§ WHAT YOU WILL DO: Scan the records and identify every line in which the string "Butterworth" occurs, then return those lines.

§ RECORDS SHOWN:

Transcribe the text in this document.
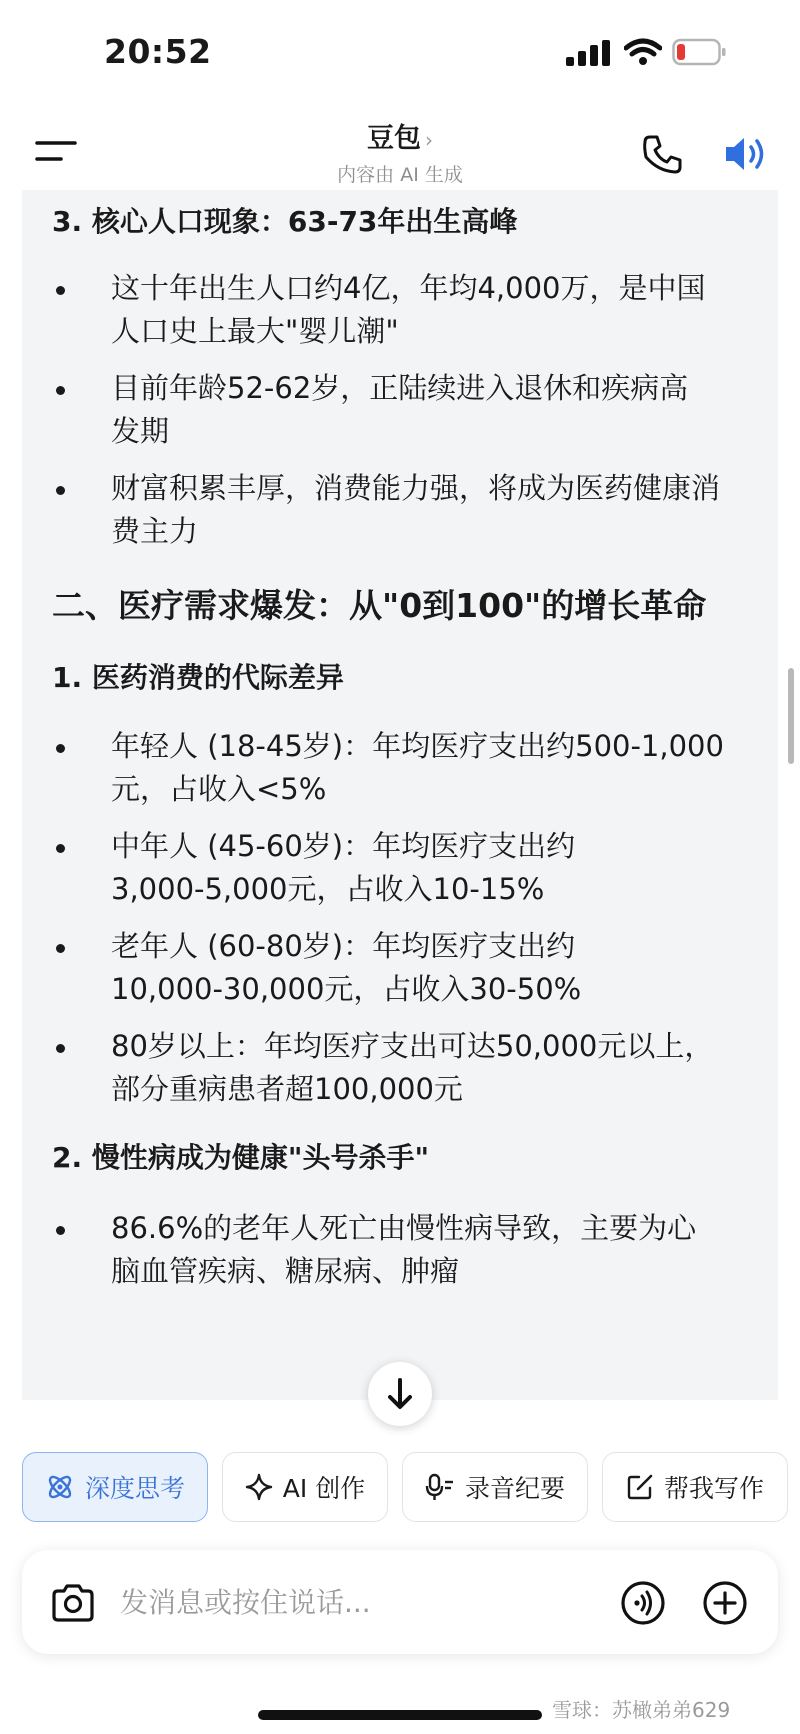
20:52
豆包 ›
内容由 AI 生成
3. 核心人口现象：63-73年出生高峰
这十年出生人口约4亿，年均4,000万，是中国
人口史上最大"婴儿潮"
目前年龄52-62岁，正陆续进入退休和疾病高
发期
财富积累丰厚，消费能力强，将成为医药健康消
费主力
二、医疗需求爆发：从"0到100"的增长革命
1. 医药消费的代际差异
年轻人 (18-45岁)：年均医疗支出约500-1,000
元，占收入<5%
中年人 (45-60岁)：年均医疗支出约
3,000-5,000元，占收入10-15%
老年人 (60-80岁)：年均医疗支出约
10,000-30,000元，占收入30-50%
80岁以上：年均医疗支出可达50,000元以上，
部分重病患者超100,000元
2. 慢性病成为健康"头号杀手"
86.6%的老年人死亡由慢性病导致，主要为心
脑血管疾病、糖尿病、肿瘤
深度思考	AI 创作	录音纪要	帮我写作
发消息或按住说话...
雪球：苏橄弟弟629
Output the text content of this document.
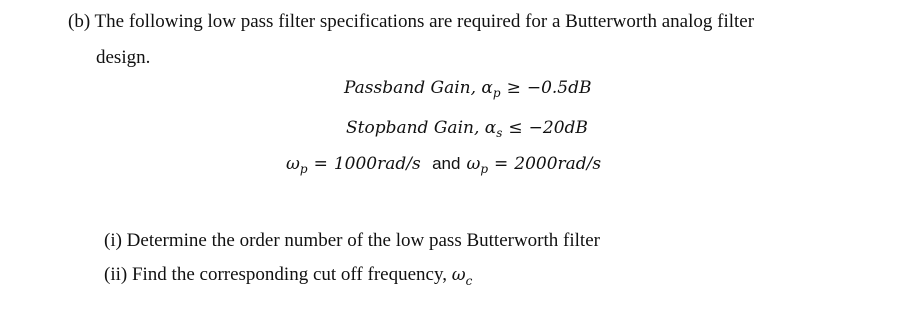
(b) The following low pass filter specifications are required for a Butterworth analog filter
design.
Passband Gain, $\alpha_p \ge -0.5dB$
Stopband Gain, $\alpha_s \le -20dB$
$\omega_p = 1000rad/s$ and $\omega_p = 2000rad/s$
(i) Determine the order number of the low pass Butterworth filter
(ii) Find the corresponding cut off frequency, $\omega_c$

§ OUTPUT OF THE EXERCISE:
(b) The following low pass filter specifications are required for a Butterworth analog filter
(i) Determine the order number of the low pass Butterworth filter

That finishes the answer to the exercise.